Quote the listing below in full and exactly as written, but omit every picture.

(Saved data entries)
......

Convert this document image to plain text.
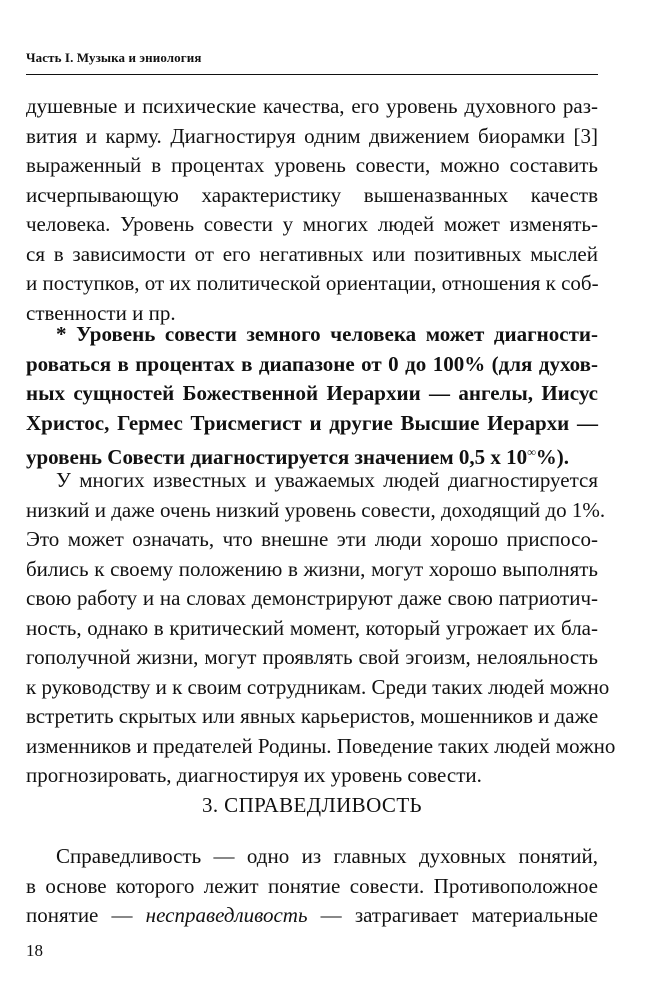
Часть I. Музыка и эниология
душевные и психические качества, его уровень духовного раз-
вития и карму. Диагностируя одним движением биорамки [3]
выраженный в процентах уровень совести, можно составить
исчерпывающую характеристику вышеназванных качеств
человека. Уровень совести у многих людей может изменять-
ся в зависимости от его негативных или позитивных мыслей
и поступков, от их политической ориентации, отношения к соб-
ственности и пр.
* Уровень совести земного человека может диагности-
роваться в процентах в диапазоне от 0 до 100% (для духов-
ных сущностей Божественной Иерархии — ангелы, Иисус
Христос, Гермес Трисмегист и другие Высшие Иерархи —
уровень Совести диагностируется значением 0,5 х 10∞%).
У многих известных и уважаемых людей диагностируется
низкий и даже очень низкий уровень совести, доходящий до 1%.
Это может означать, что внешне эти люди хорошо приспосо-
бились к своему положению в жизни, могут хорошо выполнять
свою работу и на словах демонстрируют даже свою патриотич-
ность, однако в критический момент, который угрожает их бла-
гополучной жизни, могут проявлять свой эгоизм, нелояльность
к руководству и к своим сотрудникам. Среди таких людей можно
встретить скрытых или явных карьеристов, мошенников и даже
изменников и предателей Родины. Поведение таких людей можно
прогнозировать, диагностируя их уровень совести.
3. СПРАВЕДЛИВОСТЬ
Справедливость — одно из главных духовных понятий,
в основе которого лежит понятие совести. Противоположное
понятие — несправедливость — затрагивает материальные
18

......

* RESULT OF THIS TASK:
Convert this document image to plain text.
Часть I. Музыка и эниология
душевные и психические качества, его уровень духовного раз-
вития и карму. Диагностируя одним движением биорамки [3]
выраженный в процентах уровень совести, можно составить
исчерпывающую характеристику вышеназванных качеств
человека. Уровень совести у многих людей может изменять-
ся в зависимости от его негативных или позитивных мыслей
и поступков, от их политической ориентации, отношения к соб-
ственности и пр.
* Уровень совести земного человека может диагности-
роваться в процентах в диапазоне от 0 до 100% (для духов-
ных сущностей Божественной Иерархии — ангелы, Иисус
Христос, Гермес Трисмегист и другие Высшие Иерархи —
уровень Совести диагностируется значением 0,5 х 10∞%).
У многих известных и уважаемых людей диагностируется
низкий и даже очень низкий уровень совести, доходящий до 1%.
Это может означать, что внешне эти люди хорошо приспосо-
бились к своему положению в жизни, могут хорошо выполнять
свою работу и на словах демонстрируют даже свою патриотич-
ность, однако в критический момент, который угрожает их бла-
гополучной жизни, могут проявлять свой эгоизм, нелояльность
к руководству и к своим сотрудникам. Среди таких людей можно
встретить скрытых или явных карьеристов, мошенников и даже
изменников и предателей Родины. Поведение таких людей можно
прогнозировать, диагностируя их уровень совести.
3. СПРАВЕДЛИВОСТЬ
Справедливость — одно из главных духовных понятий,
в основе которого лежит понятие совести. Противоположное
понятие — несправедливость — затрагивает материальные
18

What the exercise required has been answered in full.